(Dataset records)
________

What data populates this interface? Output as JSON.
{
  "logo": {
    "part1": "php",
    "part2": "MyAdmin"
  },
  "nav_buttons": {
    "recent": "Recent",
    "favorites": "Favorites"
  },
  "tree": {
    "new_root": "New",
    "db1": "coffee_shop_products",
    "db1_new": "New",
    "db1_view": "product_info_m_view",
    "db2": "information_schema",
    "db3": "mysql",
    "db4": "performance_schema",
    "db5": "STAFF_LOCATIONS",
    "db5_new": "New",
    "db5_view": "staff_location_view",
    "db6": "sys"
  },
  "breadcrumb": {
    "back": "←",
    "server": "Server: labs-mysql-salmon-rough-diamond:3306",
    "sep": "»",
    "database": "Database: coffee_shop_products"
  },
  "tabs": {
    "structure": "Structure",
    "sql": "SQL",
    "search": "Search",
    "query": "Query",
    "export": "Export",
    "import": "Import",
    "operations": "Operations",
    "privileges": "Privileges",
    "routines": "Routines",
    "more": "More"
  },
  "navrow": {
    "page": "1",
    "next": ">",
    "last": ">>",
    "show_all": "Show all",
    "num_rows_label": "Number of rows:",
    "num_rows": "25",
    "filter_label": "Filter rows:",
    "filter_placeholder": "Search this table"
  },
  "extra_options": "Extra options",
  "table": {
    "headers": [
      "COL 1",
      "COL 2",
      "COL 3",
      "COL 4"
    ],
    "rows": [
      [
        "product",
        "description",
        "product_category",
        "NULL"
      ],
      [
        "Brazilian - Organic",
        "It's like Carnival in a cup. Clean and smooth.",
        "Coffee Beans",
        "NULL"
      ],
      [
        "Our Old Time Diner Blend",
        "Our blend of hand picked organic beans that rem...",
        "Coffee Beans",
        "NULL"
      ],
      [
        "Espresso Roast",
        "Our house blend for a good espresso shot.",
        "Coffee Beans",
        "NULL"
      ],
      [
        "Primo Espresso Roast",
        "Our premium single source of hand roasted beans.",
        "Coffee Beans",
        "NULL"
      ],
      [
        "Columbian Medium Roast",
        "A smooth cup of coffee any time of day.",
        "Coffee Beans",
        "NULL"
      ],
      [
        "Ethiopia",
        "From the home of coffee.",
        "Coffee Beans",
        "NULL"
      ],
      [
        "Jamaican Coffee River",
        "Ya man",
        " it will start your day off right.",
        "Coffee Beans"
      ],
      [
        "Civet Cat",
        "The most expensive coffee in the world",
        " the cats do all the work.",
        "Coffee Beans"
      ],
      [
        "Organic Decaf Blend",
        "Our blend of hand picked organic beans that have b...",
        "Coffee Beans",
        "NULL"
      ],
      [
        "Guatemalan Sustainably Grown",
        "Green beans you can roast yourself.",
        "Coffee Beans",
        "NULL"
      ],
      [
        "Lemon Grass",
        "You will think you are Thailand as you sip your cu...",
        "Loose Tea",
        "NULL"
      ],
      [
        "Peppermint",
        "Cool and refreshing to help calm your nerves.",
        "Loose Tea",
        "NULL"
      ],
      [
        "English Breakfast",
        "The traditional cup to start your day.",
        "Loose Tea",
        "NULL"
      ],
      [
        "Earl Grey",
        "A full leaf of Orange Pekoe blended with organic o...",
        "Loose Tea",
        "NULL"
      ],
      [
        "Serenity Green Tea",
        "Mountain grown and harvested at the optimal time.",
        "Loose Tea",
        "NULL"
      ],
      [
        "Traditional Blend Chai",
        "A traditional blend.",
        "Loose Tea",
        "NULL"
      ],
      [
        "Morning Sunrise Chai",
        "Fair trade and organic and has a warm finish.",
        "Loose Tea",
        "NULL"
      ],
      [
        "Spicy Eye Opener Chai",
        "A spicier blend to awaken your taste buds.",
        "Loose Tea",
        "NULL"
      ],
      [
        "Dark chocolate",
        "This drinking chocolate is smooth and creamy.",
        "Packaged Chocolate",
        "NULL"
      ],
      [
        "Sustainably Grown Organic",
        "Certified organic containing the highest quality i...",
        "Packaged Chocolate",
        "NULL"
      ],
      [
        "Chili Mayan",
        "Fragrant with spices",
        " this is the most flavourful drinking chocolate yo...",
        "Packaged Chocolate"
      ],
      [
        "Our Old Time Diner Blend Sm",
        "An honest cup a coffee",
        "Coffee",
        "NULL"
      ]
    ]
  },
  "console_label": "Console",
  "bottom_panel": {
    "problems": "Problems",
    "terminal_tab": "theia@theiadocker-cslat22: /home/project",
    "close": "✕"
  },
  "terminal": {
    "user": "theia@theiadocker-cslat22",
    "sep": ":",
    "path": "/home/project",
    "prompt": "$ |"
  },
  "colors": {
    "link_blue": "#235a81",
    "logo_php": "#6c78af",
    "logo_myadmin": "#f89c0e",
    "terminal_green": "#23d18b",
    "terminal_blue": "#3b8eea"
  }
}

________

▶ Set exercise:
For the records above, state how many lines include the string "smooth", giving the number and nothing else.

▶ Completed task:
3